[start The input]

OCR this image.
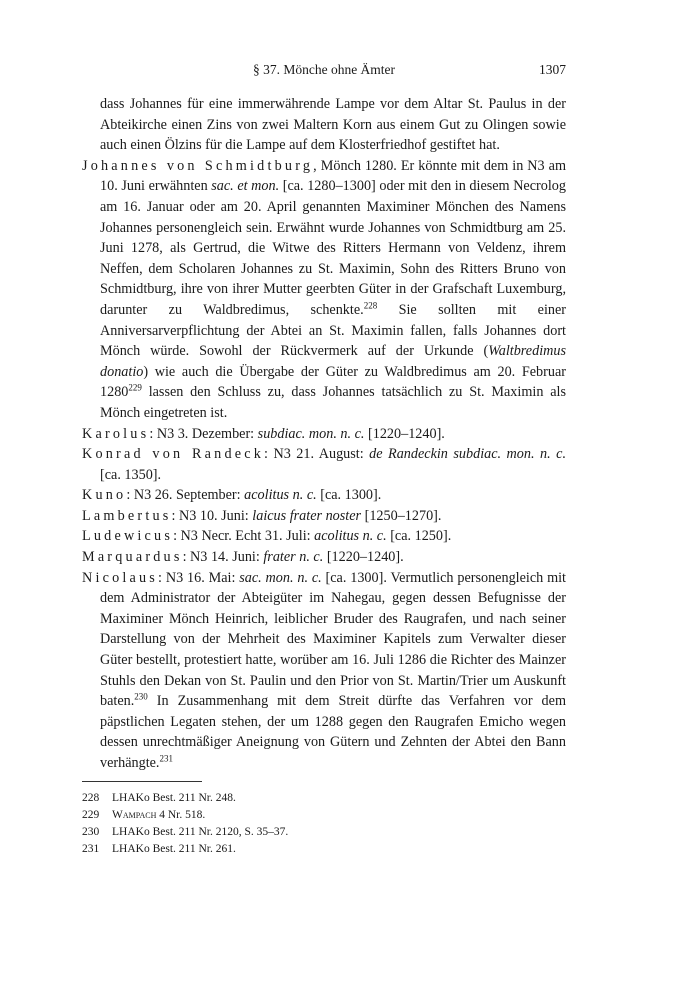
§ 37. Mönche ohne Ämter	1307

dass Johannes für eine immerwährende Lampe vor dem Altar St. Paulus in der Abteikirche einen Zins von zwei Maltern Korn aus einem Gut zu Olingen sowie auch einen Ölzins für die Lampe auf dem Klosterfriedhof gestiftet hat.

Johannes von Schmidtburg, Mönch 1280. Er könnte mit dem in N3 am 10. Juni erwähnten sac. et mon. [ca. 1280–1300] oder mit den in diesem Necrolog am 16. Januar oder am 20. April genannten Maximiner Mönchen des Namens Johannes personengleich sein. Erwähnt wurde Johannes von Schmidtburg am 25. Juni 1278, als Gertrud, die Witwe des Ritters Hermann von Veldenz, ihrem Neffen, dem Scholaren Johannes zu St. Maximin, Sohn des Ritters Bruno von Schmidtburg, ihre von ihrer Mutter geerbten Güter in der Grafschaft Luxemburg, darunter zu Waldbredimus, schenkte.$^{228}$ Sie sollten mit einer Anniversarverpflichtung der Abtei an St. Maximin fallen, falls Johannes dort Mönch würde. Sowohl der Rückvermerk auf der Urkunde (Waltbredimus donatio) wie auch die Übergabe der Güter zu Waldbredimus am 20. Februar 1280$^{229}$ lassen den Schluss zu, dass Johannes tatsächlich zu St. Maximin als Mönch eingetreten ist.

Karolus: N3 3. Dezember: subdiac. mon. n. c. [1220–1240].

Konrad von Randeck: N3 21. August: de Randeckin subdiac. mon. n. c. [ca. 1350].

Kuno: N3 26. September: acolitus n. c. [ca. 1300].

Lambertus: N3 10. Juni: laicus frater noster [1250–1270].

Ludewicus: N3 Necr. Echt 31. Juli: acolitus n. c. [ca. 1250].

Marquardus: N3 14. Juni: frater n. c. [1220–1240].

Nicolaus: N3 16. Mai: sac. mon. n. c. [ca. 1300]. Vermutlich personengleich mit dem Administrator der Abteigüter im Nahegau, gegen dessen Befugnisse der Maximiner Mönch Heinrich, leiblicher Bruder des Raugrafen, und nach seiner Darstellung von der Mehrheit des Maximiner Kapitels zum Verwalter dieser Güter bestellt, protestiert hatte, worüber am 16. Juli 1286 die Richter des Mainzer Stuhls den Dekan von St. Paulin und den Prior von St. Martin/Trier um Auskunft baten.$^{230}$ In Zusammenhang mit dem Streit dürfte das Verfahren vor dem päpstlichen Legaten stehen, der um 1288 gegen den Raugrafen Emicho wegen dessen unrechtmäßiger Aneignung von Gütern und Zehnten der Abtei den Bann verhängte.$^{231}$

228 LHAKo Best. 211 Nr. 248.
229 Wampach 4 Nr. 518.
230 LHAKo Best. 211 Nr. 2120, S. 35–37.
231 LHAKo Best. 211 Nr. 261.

[end The input]

**The problem**.
Identify all lines where the word "frater" shows up. Copy them.

**Result of the task**.
Lambertus: N3 10. Juni: laicus frater noster [1250–1270].
Marquardus: N3 14. Juni: frater n. c. [1220–1240].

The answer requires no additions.